[Dataset listings of figures]
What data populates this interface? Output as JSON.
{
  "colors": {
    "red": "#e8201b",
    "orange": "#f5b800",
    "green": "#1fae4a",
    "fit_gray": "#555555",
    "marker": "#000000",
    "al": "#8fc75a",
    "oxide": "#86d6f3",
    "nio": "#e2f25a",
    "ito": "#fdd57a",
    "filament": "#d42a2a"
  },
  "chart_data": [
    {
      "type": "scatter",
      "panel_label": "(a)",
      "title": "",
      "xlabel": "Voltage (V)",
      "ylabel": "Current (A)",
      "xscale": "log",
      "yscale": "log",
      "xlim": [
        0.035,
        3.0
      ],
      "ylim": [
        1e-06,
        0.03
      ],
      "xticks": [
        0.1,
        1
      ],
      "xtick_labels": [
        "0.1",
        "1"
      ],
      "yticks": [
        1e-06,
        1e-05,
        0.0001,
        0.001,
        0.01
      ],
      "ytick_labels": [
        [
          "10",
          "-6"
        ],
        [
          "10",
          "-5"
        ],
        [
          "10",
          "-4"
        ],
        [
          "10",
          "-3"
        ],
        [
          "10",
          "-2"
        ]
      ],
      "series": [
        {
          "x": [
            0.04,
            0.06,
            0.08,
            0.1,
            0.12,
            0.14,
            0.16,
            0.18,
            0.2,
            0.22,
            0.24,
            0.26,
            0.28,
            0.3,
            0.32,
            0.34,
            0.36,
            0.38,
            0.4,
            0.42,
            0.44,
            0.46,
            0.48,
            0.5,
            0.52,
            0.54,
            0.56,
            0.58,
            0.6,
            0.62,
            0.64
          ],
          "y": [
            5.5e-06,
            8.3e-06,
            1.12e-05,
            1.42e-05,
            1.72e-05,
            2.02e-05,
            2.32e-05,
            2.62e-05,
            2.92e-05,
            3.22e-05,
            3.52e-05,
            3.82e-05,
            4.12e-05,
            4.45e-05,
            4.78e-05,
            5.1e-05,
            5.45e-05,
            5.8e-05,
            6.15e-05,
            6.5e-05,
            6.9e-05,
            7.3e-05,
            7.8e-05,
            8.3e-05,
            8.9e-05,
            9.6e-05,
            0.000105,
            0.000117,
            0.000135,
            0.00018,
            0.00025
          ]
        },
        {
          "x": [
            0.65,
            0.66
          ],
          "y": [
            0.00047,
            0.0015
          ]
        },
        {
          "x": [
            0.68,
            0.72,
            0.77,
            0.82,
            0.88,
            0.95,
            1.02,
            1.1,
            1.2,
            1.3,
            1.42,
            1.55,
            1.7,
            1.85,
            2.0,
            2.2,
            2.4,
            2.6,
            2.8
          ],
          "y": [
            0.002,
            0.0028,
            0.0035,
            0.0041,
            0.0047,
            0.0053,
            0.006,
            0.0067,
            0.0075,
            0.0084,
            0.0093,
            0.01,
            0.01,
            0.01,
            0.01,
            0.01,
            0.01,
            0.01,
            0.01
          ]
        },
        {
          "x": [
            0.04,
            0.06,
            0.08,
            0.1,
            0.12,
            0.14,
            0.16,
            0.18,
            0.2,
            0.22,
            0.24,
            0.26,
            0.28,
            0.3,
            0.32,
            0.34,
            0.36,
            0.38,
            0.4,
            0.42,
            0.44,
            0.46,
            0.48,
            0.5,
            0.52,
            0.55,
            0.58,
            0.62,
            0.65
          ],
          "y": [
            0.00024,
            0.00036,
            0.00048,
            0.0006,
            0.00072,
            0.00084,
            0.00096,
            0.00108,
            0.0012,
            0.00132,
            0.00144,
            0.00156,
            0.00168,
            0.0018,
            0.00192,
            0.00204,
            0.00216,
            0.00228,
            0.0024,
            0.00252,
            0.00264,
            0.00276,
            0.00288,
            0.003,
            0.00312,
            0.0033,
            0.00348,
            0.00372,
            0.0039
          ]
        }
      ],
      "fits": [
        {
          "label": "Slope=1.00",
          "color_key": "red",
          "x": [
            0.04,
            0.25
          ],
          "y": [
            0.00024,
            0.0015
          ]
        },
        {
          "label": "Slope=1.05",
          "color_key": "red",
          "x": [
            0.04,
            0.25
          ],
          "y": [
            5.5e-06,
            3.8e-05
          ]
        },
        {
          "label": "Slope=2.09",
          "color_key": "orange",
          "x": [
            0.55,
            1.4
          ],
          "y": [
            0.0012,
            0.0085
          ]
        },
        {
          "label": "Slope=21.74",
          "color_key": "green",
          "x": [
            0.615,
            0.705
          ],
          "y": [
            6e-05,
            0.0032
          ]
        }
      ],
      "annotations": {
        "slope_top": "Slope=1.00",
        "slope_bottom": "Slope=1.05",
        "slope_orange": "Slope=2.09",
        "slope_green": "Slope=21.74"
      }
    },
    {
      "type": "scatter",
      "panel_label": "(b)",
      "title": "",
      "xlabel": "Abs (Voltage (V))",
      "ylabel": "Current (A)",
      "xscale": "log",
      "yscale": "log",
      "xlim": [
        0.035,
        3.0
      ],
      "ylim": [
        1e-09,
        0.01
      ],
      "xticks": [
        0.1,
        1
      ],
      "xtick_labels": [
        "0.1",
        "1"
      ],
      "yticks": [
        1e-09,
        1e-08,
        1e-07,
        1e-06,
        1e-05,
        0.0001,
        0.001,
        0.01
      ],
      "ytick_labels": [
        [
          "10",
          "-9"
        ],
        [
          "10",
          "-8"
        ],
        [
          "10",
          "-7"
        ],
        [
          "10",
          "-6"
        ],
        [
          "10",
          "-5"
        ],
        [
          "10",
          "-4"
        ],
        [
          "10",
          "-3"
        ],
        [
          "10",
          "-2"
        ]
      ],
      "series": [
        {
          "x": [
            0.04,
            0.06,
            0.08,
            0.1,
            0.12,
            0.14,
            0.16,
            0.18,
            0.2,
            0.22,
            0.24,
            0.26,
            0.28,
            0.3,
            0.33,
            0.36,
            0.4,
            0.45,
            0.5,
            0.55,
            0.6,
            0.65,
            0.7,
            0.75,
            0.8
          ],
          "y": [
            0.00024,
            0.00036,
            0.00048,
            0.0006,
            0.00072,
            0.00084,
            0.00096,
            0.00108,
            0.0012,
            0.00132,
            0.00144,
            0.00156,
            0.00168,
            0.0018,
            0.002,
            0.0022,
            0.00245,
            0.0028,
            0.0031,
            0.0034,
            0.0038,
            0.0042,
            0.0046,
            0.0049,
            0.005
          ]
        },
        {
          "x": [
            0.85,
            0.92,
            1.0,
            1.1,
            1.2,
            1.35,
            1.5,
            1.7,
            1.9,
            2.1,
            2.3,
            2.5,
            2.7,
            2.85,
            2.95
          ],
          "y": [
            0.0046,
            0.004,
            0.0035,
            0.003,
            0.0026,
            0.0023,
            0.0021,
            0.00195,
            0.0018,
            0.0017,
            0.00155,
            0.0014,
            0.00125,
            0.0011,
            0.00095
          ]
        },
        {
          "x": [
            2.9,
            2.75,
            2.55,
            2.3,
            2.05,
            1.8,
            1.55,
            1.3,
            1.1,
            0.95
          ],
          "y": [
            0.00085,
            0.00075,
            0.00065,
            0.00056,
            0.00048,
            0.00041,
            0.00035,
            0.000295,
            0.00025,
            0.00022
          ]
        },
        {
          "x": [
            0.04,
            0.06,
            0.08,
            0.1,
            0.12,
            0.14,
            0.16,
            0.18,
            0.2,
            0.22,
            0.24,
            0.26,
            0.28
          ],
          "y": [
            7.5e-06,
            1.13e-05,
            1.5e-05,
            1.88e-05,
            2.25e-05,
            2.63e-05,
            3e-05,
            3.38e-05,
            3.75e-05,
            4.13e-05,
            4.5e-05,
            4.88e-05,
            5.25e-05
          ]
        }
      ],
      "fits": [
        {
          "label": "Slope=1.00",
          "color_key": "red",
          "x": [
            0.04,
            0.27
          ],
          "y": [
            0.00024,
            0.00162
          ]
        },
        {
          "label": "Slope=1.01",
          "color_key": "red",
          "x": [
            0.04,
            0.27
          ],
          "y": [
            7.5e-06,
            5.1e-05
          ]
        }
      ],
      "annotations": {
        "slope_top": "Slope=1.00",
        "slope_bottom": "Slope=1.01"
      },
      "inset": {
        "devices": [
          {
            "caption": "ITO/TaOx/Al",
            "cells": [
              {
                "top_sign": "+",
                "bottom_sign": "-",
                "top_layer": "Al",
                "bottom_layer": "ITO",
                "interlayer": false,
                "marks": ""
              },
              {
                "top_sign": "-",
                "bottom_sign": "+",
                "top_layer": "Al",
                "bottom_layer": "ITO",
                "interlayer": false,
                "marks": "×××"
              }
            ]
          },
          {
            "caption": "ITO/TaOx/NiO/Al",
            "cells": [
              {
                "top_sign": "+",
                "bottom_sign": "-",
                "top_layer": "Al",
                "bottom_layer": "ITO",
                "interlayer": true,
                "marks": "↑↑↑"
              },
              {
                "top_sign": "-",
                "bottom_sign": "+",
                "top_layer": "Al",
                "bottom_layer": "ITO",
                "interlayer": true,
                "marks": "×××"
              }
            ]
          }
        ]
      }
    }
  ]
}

• **What this task involves**:
Give the count of lines in the listing above that include "Slope", with no other words.

• **Task response**:
12